- **Saved entries**
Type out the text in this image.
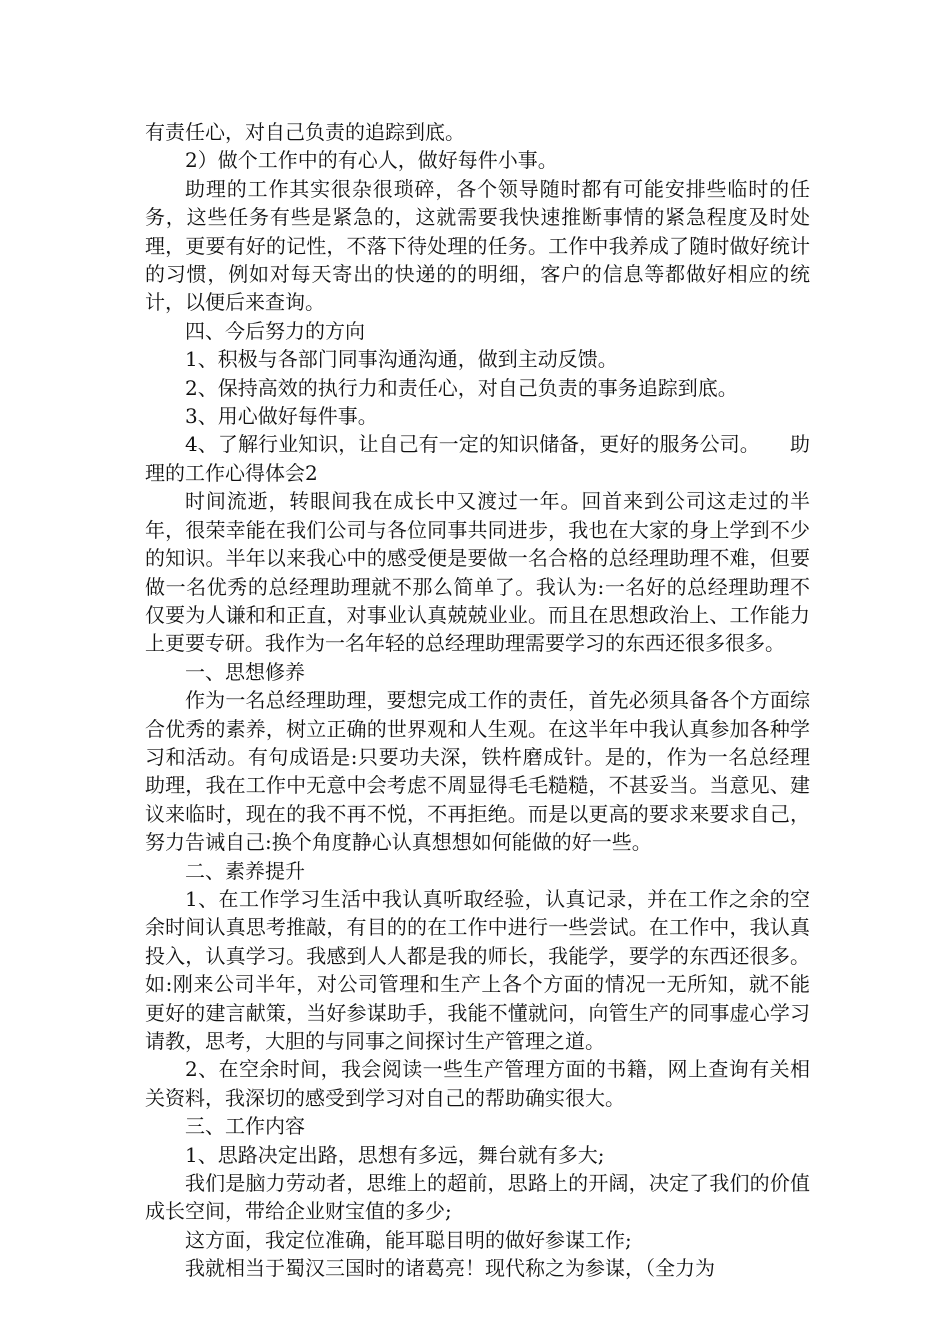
有责任心，对自己负责的追踪到底。

2）做个工作中的有心人，做好每件小事。

助理的工作其实很杂很琐碎，各个领导随时都有可能安排些临时的任务，这些任务有些是紧急的，这就需要我快速推断事情的紧急程度及时处理，更要有好的记性，不落下待处理的任务。工作中我养成了随时做好统计的习惯，例如对每天寄出的快递的的明细，客户的信息等都做好相应的统计，以便后来查询。

四、今后努力的方向

1、积极与各部门同事沟通沟通，做到主动反馈。

2、保持高效的执行力和责任心，对自己负责的事务追踪到底。

3、用心做好每件事。

4、了解行业知识，让自己有一定的知识储备，更好的服务公司。　　助理的工作心得体会2

时间流逝，转眼间我在成长中又渡过一年。回首来到公司这走过的半年，很荣幸能在我们公司与各位同事共同进步，我也在大家的身上学到不少的知识。半年以来我心中的感受便是要做一名合格的总经理助理不难，但要做一名优秀的总经理助理就不那么简单了。我认为:一名好的总经理助理不仅要为人谦和和正直，对事业认真兢兢业业。而且在思想政治上、工作能力上更要专研。我作为一名年轻的总经理助理需要学习的东西还很多很多。

一、思想修养

作为一名总经理助理，要想完成工作的责任，首先必须具备各个方面综合优秀的素养，树立正确的世界观和人生观。在这半年中我认真参加各种学习和活动。有句成语是:只要功夫深，铁杵磨成针。是的，作为一名总经理助理，我在工作中无意中会考虑不周显得毛毛糙糙，不甚妥当。当意见、建议来临时，现在的我不再不悦，不再拒绝。而是以更高的要求来要求自己，努力告诫自己:换个角度静心认真想想如何能做的好一些。

二、素养提升

1、在工作学习生活中我认真听取经验，认真记录，并在工作之余的空余时间认真思考推敲，有目的的在工作中进行一些尝试。在工作中，我认真投入，认真学习。我感到人人都是我的师长，我能学，要学的东西还很多。如:刚来公司半年，对公司管理和生产上各个方面的情况一无所知，就不能更好的建言献策，当好参谋助手，我能不懂就问，向管生产的同事虚心学习请教，思考，大胆的与同事之间探讨生产管理之道。

2、在空余时间，我会阅读一些生产管理方面的书籍，网上查询有关相关资料，我深切的感受到学习对自己的帮助确实很大。

三、工作内容

1、思路决定出路，思想有多远，舞台就有多大;

我们是脑力劳动者，思维上的超前，思路上的开阔，决定了我们的价值成长空间，带给企业财宝值的多少;

这方面，我定位准确，能耳聪目明的做好参谋工作;

我就相当于蜀汉三国时的诸葛亮！现代称之为参谋，（全力为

- **BRIEF**
From the data above, write out everything exactly except the pictures.

- **TASK RESULT**
Type out the text in this image.
有责任心，对自己负责的追踪到底。

2）做个工作中的有心人，做好每件小事。

助理的工作其实很杂很琐碎，各个领导随时都有可能安排些临时的任务，这些任务有些是紧急的，这就需要我快速推断事情的紧急程度及时处理，更要有好的记性，不落下待处理的任务。工作中我养成了随时做好统计的习惯，例如对每天寄出的快递的的明细，客户的信息等都做好相应的统计，以便后来查询。

四、今后努力的方向

1、积极与各部门同事沟通沟通，做到主动反馈。

2、保持高效的执行力和责任心，对自己负责的事务追踪到底。

3、用心做好每件事。

4、了解行业知识，让自己有一定的知识储备，更好的服务公司。　　助理的工作心得体会2

时间流逝，转眼间我在成长中又渡过一年。回首来到公司这走过的半年，很荣幸能在我们公司与各位同事共同进步，我也在大家的身上学到不少的知识。半年以来我心中的感受便是要做一名合格的总经理助理不难，但要做一名优秀的总经理助理就不那么简单了。我认为:一名好的总经理助理不仅要为人谦和和正直，对事业认真兢兢业业。而且在思想政治上、工作能力上更要专研。我作为一名年轻的总经理助理需要学习的东西还很多很多。

一、思想修养

作为一名总经理助理，要想完成工作的责任，首先必须具备各个方面综合优秀的素养，树立正确的世界观和人生观。在这半年中我认真参加各种学习和活动。有句成语是:只要功夫深，铁杵磨成针。是的，作为一名总经理助理，我在工作中无意中会考虑不周显得毛毛糙糙，不甚妥当。当意见、建议来临时，现在的我不再不悦，不再拒绝。而是以更高的要求来要求自己，努力告诫自己:换个角度静心认真想想如何能做的好一些。

二、素养提升

1、在工作学习生活中我认真听取经验，认真记录，并在工作之余的空余时间认真思考推敲，有目的的在工作中进行一些尝试。在工作中，我认真投入，认真学习。我感到人人都是我的师长，我能学，要学的东西还很多。如:刚来公司半年，对公司管理和生产上各个方面的情况一无所知，就不能更好的建言献策，当好参谋助手，我能不懂就问，向管生产的同事虚心学习请教，思考，大胆的与同事之间探讨生产管理之道。

2、在空余时间，我会阅读一些生产管理方面的书籍，网上查询有关相关资料，我深切的感受到学习对自己的帮助确实很大。

三、工作内容

1、思路决定出路，思想有多远，舞台就有多大;

我们是脑力劳动者，思维上的超前，思路上的开阔，决定了我们的价值成长空间，带给企业财宝值的多少;

这方面，我定位准确，能耳聪目明的做好参谋工作;

我就相当于蜀汉三国时的诸葛亮！现代称之为参谋，（全力为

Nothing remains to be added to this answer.